CHALLENGE >>
Tally the lines that hold the word "right" and reply with that figure only.

***

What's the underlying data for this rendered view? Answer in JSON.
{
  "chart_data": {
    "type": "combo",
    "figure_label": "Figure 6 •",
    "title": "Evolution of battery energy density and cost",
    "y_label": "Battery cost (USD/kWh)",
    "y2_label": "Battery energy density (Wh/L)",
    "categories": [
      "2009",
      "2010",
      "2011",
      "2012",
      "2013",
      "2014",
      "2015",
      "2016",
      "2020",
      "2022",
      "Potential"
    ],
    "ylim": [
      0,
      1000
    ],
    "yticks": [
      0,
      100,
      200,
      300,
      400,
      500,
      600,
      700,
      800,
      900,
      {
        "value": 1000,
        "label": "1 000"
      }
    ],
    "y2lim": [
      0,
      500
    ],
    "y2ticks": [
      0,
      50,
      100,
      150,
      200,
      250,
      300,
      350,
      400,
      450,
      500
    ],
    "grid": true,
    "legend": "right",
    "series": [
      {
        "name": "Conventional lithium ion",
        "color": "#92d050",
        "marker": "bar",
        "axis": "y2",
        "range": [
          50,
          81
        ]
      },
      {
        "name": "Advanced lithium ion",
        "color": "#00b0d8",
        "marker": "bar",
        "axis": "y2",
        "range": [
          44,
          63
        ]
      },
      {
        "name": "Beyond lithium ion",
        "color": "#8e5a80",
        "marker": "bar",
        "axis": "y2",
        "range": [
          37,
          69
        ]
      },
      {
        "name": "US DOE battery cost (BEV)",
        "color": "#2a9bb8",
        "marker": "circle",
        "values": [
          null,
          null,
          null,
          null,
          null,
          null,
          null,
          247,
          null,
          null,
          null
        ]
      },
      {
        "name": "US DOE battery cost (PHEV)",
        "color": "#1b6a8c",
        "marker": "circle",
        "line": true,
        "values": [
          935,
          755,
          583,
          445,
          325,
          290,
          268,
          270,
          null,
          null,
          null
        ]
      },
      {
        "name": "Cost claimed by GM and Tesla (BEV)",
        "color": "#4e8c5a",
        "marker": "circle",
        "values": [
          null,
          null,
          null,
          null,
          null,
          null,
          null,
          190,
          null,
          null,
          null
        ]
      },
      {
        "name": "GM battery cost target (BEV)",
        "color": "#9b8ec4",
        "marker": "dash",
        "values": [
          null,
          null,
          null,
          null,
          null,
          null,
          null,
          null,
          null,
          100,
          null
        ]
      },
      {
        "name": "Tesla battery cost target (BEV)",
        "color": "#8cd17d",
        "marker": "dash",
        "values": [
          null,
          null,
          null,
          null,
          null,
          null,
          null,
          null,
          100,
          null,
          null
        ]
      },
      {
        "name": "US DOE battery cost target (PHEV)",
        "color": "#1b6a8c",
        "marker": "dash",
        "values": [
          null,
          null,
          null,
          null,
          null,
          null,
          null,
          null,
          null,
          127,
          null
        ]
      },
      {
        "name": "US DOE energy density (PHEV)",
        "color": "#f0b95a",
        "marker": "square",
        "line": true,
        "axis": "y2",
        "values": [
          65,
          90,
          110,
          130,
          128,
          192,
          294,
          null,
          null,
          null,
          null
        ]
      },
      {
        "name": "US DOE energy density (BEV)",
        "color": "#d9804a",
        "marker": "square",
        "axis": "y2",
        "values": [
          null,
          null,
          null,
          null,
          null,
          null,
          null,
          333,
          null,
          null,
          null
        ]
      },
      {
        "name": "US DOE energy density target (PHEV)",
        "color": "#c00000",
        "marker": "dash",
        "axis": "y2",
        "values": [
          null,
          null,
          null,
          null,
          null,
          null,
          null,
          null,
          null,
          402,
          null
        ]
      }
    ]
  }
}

***

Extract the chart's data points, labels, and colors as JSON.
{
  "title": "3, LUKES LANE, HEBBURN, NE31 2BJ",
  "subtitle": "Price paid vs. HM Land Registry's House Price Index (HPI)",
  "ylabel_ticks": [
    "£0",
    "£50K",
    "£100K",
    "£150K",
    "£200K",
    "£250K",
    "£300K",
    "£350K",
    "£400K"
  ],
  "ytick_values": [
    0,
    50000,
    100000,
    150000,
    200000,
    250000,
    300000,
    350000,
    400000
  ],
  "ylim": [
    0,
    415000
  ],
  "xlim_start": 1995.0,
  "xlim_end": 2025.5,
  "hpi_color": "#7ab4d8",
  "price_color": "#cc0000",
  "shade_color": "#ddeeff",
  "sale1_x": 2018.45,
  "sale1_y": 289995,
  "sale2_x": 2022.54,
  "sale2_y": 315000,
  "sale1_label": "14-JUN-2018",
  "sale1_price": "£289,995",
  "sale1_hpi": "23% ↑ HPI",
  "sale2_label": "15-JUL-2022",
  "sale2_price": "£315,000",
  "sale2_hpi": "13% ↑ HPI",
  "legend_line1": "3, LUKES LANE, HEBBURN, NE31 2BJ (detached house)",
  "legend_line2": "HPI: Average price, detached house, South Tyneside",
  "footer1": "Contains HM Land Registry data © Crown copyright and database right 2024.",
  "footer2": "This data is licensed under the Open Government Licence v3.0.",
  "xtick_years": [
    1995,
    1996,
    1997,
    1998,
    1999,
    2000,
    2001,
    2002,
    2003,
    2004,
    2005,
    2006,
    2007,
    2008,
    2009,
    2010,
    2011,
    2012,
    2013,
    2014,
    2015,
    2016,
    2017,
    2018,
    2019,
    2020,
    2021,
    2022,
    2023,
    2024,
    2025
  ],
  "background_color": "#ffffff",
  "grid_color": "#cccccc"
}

***

RESULT >>
2